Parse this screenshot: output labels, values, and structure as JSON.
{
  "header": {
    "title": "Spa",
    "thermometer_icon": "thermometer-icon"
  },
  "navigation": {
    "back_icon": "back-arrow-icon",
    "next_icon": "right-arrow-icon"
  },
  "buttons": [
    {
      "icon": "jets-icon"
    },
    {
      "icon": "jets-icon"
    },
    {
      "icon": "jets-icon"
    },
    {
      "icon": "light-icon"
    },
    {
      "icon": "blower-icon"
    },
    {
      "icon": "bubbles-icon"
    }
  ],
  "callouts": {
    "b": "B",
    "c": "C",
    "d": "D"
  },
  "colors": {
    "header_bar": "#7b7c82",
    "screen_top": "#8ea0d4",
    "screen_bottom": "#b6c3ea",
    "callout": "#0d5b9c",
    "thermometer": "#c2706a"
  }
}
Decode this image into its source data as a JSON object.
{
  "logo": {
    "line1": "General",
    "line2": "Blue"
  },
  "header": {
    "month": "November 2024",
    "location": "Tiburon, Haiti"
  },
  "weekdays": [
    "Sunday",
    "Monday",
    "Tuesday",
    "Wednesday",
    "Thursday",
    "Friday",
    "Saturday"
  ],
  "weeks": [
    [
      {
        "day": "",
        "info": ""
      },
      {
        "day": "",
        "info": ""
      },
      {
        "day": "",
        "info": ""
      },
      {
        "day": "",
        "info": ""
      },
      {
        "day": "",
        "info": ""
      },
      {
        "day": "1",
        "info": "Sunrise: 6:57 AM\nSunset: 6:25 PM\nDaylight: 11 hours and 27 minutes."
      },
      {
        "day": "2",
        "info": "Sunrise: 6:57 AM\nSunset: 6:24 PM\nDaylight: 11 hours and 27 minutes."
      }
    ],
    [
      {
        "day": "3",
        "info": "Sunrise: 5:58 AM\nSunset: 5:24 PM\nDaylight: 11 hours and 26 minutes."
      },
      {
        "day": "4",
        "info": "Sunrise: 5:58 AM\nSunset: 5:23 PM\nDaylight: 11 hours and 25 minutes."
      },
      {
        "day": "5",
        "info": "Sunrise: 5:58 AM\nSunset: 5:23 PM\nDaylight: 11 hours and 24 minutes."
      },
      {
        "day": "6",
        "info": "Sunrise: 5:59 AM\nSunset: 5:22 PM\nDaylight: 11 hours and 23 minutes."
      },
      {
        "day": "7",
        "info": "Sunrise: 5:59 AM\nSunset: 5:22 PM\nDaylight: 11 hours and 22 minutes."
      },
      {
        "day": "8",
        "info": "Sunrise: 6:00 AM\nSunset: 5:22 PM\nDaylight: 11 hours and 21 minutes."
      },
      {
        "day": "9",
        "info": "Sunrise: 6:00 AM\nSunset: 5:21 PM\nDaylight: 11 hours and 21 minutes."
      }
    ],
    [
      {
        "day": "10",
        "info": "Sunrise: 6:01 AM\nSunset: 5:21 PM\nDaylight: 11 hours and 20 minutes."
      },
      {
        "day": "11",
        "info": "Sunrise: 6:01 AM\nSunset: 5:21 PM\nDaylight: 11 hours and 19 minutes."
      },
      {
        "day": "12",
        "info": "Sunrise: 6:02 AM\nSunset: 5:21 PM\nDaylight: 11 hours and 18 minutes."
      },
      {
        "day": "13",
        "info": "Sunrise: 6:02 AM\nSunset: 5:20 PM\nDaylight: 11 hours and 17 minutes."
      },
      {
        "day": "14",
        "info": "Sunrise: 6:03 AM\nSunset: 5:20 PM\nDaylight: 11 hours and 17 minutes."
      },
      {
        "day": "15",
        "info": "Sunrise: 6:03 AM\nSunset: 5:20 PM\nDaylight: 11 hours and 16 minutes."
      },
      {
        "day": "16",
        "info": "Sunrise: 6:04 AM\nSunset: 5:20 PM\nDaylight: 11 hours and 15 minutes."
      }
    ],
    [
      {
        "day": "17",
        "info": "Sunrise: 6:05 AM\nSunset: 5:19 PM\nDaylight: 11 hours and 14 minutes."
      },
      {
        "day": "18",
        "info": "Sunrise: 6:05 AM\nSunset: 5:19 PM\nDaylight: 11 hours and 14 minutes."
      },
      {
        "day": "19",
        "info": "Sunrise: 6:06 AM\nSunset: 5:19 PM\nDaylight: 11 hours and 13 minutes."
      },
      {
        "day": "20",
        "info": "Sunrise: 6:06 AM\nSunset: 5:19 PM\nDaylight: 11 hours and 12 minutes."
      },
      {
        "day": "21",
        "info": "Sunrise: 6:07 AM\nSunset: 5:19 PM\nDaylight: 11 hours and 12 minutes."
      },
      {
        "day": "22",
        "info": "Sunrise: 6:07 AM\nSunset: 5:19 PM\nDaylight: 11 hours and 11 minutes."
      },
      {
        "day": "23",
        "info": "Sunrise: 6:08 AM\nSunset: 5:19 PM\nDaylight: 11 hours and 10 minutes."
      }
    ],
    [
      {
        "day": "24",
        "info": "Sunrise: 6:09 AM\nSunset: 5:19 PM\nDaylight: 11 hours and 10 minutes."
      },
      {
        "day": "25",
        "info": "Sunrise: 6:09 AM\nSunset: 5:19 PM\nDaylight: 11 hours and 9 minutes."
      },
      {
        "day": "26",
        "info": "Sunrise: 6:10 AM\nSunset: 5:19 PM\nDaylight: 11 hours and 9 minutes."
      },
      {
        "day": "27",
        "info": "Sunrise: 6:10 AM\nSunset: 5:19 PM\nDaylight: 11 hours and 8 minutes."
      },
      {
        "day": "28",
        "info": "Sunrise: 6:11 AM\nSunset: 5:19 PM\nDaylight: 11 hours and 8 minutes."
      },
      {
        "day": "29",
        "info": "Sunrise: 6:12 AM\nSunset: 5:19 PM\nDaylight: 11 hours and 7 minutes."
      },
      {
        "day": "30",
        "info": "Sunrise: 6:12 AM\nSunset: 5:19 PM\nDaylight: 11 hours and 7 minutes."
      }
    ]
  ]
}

EXERCISE
Each line above is to be repeated exactly.

FINAL RESULT
Parse this screenshot: output labels, values, and structure as JSON.
{
  "header": {
    "title": "Spa",
    "thermometer_icon": "thermometer-icon"
  },
  "navigation": {
    "back_icon": "back-arrow-icon",
    "next_icon": "right-arrow-icon"
  },
  "buttons": [
    {
      "icon": "jets-icon"
    },
    {
      "icon": "jets-icon"
    },
    {
      "icon": "jets-icon"
    },
    {
      "icon": "light-icon"
    },
    {
      "icon": "blower-icon"
    },
    {
      "icon": "bubbles-icon"
    }
  ],
  "callouts": {
    "b": "B",
    "c": "C",
    "d": "D"
  },
  "colors": {
    "header_bar": "#7b7c82",
    "screen_top": "#8ea0d4",
    "screen_bottom": "#b6c3ea",
    "callout": "#0d5b9c",
    "thermometer": "#c2706a"
  }
}
Decode this image into its source data as a JSON object.
{
  "logo": {
    "line1": "General",
    "line2": "Blue"
  },
  "header": {
    "month": "November 2024",
    "location": "Tiburon, Haiti"
  },
  "weekdays": [
    "Sunday",
    "Monday",
    "Tuesday",
    "Wednesday",
    "Thursday",
    "Friday",
    "Saturday"
  ],
  "weeks": [
    [
      {
        "day": "",
        "info": ""
      },
      {
        "day": "",
        "info": ""
      },
      {
        "day": "",
        "info": ""
      },
      {
        "day": "",
        "info": ""
      },
      {
        "day": "",
        "info": ""
      },
      {
        "day": "1",
        "info": "Sunrise: 6:57 AM\nSunset: 6:25 PM\nDaylight: 11 hours and 27 minutes."
      },
      {
        "day": "2",
        "info": "Sunrise: 6:57 AM\nSunset: 6:24 PM\nDaylight: 11 hours and 27 minutes."
      }
    ],
    [
      {
        "day": "3",
        "info": "Sunrise: 5:58 AM\nSunset: 5:24 PM\nDaylight: 11 hours and 26 minutes."
      },
      {
        "day": "4",
        "info": "Sunrise: 5:58 AM\nSunset: 5:23 PM\nDaylight: 11 hours and 25 minutes."
      },
      {
        "day": "5",
        "info": "Sunrise: 5:58 AM\nSunset: 5:23 PM\nDaylight: 11 hours and 24 minutes."
      },
      {
        "day": "6",
        "info": "Sunrise: 5:59 AM\nSunset: 5:22 PM\nDaylight: 11 hours and 23 minutes."
      },
      {
        "day": "7",
        "info": "Sunrise: 5:59 AM\nSunset: 5:22 PM\nDaylight: 11 hours and 22 minutes."
      },
      {
        "day": "8",
        "info": "Sunrise: 6:00 AM\nSunset: 5:22 PM\nDaylight: 11 hours and 21 minutes."
      },
      {
        "day": "9",
        "info": "Sunrise: 6:00 AM\nSunset: 5:21 PM\nDaylight: 11 hours and 21 minutes."
      }
    ],
    [
      {
        "day": "10",
        "info": "Sunrise: 6:01 AM\nSunset: 5:21 PM\nDaylight: 11 hours and 20 minutes."
      },
      {
        "day": "11",
        "info": "Sunrise: 6:01 AM\nSunset: 5:21 PM\nDaylight: 11 hours and 19 minutes."
      },
      {
        "day": "12",
        "info": "Sunrise: 6:02 AM\nSunset: 5:21 PM\nDaylight: 11 hours and 18 minutes."
      },
      {
        "day": "13",
        "info": "Sunrise: 6:02 AM\nSunset: 5:20 PM\nDaylight: 11 hours and 17 minutes."
      },
      {
        "day": "14",
        "info": "Sunrise: 6:03 AM\nSunset: 5:20 PM\nDaylight: 11 hours and 17 minutes."
      },
      {
        "day": "15",
        "info": "Sunrise: 6:03 AM\nSunset: 5:20 PM\nDaylight: 11 hours and 16 minutes."
      },
      {
        "day": "16",
        "info": "Sunrise: 6:04 AM\nSunset: 5:20 PM\nDaylight: 11 hours and 15 minutes."
      }
    ],
    [
      {
        "day": "17",
        "info": "Sunrise: 6:05 AM\nSunset: 5:19 PM\nDaylight: 11 hours and 14 minutes."
      },
      {
        "day": "18",
        "info": "Sunrise: 6:05 AM\nSunset: 5:19 PM\nDaylight: 11 hours and 14 minutes."
      },
      {
        "day": "19",
        "info": "Sunrise: 6:06 AM\nSunset: 5:19 PM\nDaylight: 11 hours and 13 minutes."
      },
      {
        "day": "20",
        "info": "Sunrise: 6:06 AM\nSunset: 5:19 PM\nDaylight: 11 hours and 12 minutes."
      },
      {
        "day": "21",
        "info": "Sunrise: 6:07 AM\nSunset: 5:19 PM\nDaylight: 11 hours and 12 minutes."
      },
      {
        "day": "22",
        "info": "Sunrise: 6:07 AM\nSunset: 5:19 PM\nDaylight: 11 hours and 11 minutes."
      },
      {
        "day": "23",
        "info": "Sunrise: 6:08 AM\nSunset: 5:19 PM\nDaylight: 11 hours and 10 minutes."
      }
    ],
    [
      {
        "day": "24",
        "info": "Sunrise: 6:09 AM\nSunset: 5:19 PM\nDaylight: 11 hours and 10 minutes."
      },
      {
        "day": "25",
        "info": "Sunrise: 6:09 AM\nSunset: 5:19 PM\nDaylight: 11 hours and 9 minutes."
      },
      {
        "day": "26",
        "info": "Sunrise: 6:10 AM\nSunset: 5:19 PM\nDaylight: 11 hours and 9 minutes."
      },
      {
        "day": "27",
        "info": "Sunrise: 6:10 AM\nSunset: 5:19 PM\nDaylight: 11 hours and 8 minutes."
      },
      {
        "day": "28",
        "info": "Sunrise: 6:11 AM\nSunset: 5:19 PM\nDaylight: 11 hours and 8 minutes."
      },
      {
        "day": "29",
        "info": "Sunrise: 6:12 AM\nSunset: 5:19 PM\nDaylight: 11 hours and 7 minutes."
      },
      {
        "day": "30",
        "info": "Sunrise: 6:12 AM\nSunset: 5:19 PM\nDaylight: 11 hours and 7 minutes."
      }
    ]
  ]
}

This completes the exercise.